» **OBJECTIVE**: Would you restate all the data that follows, word for word?

» **RECORDS PROVIDED**:
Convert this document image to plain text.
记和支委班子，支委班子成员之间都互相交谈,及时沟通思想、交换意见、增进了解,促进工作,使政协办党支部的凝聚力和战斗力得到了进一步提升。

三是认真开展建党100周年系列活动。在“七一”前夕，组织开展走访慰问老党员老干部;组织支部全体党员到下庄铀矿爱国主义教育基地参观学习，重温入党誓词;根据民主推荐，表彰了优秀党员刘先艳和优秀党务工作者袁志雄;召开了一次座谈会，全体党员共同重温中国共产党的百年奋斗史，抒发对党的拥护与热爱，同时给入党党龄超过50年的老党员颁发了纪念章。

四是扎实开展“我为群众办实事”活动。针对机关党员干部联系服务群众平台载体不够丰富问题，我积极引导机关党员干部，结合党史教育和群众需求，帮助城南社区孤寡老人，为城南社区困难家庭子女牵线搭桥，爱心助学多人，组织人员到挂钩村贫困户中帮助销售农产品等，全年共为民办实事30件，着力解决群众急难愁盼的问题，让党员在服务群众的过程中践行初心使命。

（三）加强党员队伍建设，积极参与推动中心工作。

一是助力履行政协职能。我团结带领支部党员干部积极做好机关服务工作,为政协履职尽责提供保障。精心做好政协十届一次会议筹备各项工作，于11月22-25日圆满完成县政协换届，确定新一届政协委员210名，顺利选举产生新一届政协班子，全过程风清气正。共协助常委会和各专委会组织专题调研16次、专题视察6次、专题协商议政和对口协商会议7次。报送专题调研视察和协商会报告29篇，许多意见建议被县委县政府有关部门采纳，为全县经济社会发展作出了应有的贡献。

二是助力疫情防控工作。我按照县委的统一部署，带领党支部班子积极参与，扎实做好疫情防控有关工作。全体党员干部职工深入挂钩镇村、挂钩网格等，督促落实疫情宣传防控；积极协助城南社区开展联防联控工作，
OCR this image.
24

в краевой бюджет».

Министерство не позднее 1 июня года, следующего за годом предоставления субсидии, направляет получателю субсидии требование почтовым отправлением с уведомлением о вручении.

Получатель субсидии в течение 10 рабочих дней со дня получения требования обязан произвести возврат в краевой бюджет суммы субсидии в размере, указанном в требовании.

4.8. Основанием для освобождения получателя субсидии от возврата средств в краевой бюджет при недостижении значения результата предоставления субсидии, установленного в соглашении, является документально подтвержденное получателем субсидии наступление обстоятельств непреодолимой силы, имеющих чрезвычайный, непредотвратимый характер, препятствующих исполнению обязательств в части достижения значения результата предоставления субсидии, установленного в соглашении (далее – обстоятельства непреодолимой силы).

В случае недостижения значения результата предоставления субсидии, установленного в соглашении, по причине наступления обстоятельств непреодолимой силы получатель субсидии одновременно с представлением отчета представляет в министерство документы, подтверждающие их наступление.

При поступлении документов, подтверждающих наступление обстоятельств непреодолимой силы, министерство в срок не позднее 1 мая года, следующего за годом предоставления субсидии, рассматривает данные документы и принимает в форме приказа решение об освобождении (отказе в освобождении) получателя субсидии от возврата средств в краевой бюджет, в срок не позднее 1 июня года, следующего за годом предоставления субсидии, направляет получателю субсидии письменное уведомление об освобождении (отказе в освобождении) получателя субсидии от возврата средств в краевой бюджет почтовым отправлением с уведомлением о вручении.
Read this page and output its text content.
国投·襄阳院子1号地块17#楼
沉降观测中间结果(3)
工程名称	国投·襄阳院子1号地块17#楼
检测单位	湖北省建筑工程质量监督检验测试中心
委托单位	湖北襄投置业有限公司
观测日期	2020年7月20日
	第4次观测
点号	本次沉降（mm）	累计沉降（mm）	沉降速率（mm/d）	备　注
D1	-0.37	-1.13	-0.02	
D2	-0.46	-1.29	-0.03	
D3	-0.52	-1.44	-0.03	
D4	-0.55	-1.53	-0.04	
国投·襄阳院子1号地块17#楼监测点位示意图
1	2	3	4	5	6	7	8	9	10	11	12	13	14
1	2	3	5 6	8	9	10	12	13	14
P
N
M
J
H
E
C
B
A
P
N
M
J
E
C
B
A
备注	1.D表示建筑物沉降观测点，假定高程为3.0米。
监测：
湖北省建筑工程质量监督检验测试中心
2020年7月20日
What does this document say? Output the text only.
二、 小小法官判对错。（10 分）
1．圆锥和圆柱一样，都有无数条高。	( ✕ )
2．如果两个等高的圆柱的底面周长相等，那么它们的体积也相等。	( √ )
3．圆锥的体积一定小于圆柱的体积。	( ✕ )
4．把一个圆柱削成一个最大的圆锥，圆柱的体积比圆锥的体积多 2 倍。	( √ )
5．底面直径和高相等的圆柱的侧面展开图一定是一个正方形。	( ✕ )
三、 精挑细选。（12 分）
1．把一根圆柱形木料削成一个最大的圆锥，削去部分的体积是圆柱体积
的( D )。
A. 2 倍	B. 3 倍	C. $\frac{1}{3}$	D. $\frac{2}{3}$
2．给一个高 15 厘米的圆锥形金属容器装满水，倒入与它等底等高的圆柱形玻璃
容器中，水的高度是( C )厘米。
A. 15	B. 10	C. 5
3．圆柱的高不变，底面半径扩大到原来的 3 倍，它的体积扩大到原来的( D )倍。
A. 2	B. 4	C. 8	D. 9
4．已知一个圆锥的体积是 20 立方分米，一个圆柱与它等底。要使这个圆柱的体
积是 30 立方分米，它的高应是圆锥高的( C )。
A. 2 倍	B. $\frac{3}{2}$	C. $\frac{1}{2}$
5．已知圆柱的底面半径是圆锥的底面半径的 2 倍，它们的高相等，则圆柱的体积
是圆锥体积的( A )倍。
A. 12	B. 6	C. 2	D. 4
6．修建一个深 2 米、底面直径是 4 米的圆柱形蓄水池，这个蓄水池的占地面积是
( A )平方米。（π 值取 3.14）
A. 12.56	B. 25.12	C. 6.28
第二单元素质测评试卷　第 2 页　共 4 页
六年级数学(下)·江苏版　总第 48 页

» **OUTPUT BELOW**:
Convert this document image to plain text.
记和支委班子，支委班子成员之间都互相交谈,及时沟通思想、交换意见、增进了解,促进工作,使政协办党支部的凝聚力和战斗力得到了进一步提升。

三是认真开展建党100周年系列活动。在“七一”前夕，组织开展走访慰问老党员老干部;组织支部全体党员到下庄铀矿爱国主义教育基地参观学习，重温入党誓词;根据民主推荐，表彰了优秀党员刘先艳和优秀党务工作者袁志雄;召开了一次座谈会，全体党员共同重温中国共产党的百年奋斗史，抒发对党的拥护与热爱，同时给入党党龄超过50年的老党员颁发了纪念章。

四是扎实开展“我为群众办实事”活动。针对机关党员干部联系服务群众平台载体不够丰富问题，我积极引导机关党员干部，结合党史教育和群众需求，帮助城南社区孤寡老人，为城南社区困难家庭子女牵线搭桥，爱心助学多人，组织人员到挂钩村贫困户中帮助销售农产品等，全年共为民办实事30件，着力解决群众急难愁盼的问题，让党员在服务群众的过程中践行初心使命。

（三）加强党员队伍建设，积极参与推动中心工作。

一是助力履行政协职能。我团结带领支部党员干部积极做好机关服务工作,为政协履职尽责提供保障。精心做好政协十届一次会议筹备各项工作，于11月22-25日圆满完成县政协换届，确定新一届政协委员210名，顺利选举产生新一届政协班子，全过程风清气正。共协助常委会和各专委会组织专题调研16次、专题视察6次、专题协商议政和对口协商会议7次。报送专题调研视察和协商会报告29篇，许多意见建议被县委县政府有关部门采纳，为全县经济社会发展作出了应有的贡献。

二是助力疫情防控工作。我按照县委的统一部署，带领党支部班子积极参与，扎实做好疫情防控有关工作。全体党员干部职工深入挂钩镇村、挂钩网格等，督促落实疫情宣传防控；积极协助城南社区开展联防联控工作，
OCR this image.
24

в краевой бюджет».

Министерство не позднее 1 июня года, следующего за годом предоставления субсидии, направляет получателю субсидии требование почтовым отправлением с уведомлением о вручении.

Получатель субсидии в течение 10 рабочих дней со дня получения требования обязан произвести возврат в краевой бюджет суммы субсидии в размере, указанном в требовании.

4.8. Основанием для освобождения получателя субсидии от возврата средств в краевой бюджет при недостижении значения результата предоставления субсидии, установленного в соглашении, является документально подтвержденное получателем субсидии наступление обстоятельств непреодолимой силы, имеющих чрезвычайный, непредотвратимый характер, препятствующих исполнению обязательств в части достижения значения результата предоставления субсидии, установленного в соглашении (далее – обстоятельства непреодолимой силы).

В случае недостижения значения результата предоставления субсидии, установленного в соглашении, по причине наступления обстоятельств непреодолимой силы получатель субсидии одновременно с представлением отчета представляет в министерство документы, подтверждающие их наступление.

При поступлении документов, подтверждающих наступление обстоятельств непреодолимой силы, министерство в срок не позднее 1 мая года, следующего за годом предоставления субсидии, рассматривает данные документы и принимает в форме приказа решение об освобождении (отказе в освобождении) получателя субсидии от возврата средств в краевой бюджет, в срок не позднее 1 июня года, следующего за годом предоставления субсидии, направляет получателю субсидии письменное уведомление об освобождении (отказе в освобождении) получателя субсидии от возврата средств в краевой бюджет почтовым отправлением с уведомлением о вручении.
Read this page and output its text content.
国投·襄阳院子1号地块17#楼
沉降观测中间结果(3)
工程名称	国投·襄阳院子1号地块17#楼
检测单位	湖北省建筑工程质量监督检验测试中心
委托单位	湖北襄投置业有限公司
观测日期	2020年7月20日
	第4次观测
点号	本次沉降（mm）	累计沉降（mm）	沉降速率（mm/d）	备　注
D1	-0.37	-1.13	-0.02	
D2	-0.46	-1.29	-0.03	
D3	-0.52	-1.44	-0.03	
D4	-0.55	-1.53	-0.04	
国投·襄阳院子1号地块17#楼监测点位示意图
1	2	3	4	5	6	7	8	9	10	11	12	13	14
1	2	3	5 6	8	9	10	12	13	14
P
N
M
J
H
E
C
B
A
P
N
M
J
E
C
B
A
备注	1.D表示建筑物沉降观测点，假定高程为3.0米。
监测：
湖北省建筑工程质量监督检验测试中心
2020年7月20日
What does this document say? Output the text only.
二、 小小法官判对错。（10 分）
1．圆锥和圆柱一样，都有无数条高。	( ✕ )
2．如果两个等高的圆柱的底面周长相等，那么它们的体积也相等。	( √ )
3．圆锥的体积一定小于圆柱的体积。	( ✕ )
4．把一个圆柱削成一个最大的圆锥，圆柱的体积比圆锥的体积多 2 倍。	( √ )
5．底面直径和高相等的圆柱的侧面展开图一定是一个正方形。	( ✕ )
三、 精挑细选。（12 分）
1．把一根圆柱形木料削成一个最大的圆锥，削去部分的体积是圆柱体积
的( D )。
A. 2 倍	B. 3 倍	C. $\frac{1}{3}$	D. $\frac{2}{3}$
2．给一个高 15 厘米的圆锥形金属容器装满水，倒入与它等底等高的圆柱形玻璃
容器中，水的高度是( C )厘米。
A. 15	B. 10	C. 5
3．圆柱的高不变，底面半径扩大到原来的 3 倍，它的体积扩大到原来的( D )倍。
A. 2	B. 4	C. 8	D. 9
4．已知一个圆锥的体积是 20 立方分米，一个圆柱与它等底。要使这个圆柱的体
积是 30 立方分米，它的高应是圆锥高的( C )。
A. 2 倍	B. $\frac{3}{2}$	C. $\frac{1}{2}$
5．已知圆柱的底面半径是圆锥的底面半径的 2 倍，它们的高相等，则圆柱的体积
是圆锥体积的( A )倍。
A. 12	B. 6	C. 2	D. 4
6．修建一个深 2 米、底面直径是 4 米的圆柱形蓄水池，这个蓄水池的占地面积是
( A )平方米。（π 值取 3.14）
A. 12.56	B. 25.12	C. 6.28
第二单元素质测评试卷　第 2 页　共 4 页
六年级数学(下)·江苏版　总第 48 页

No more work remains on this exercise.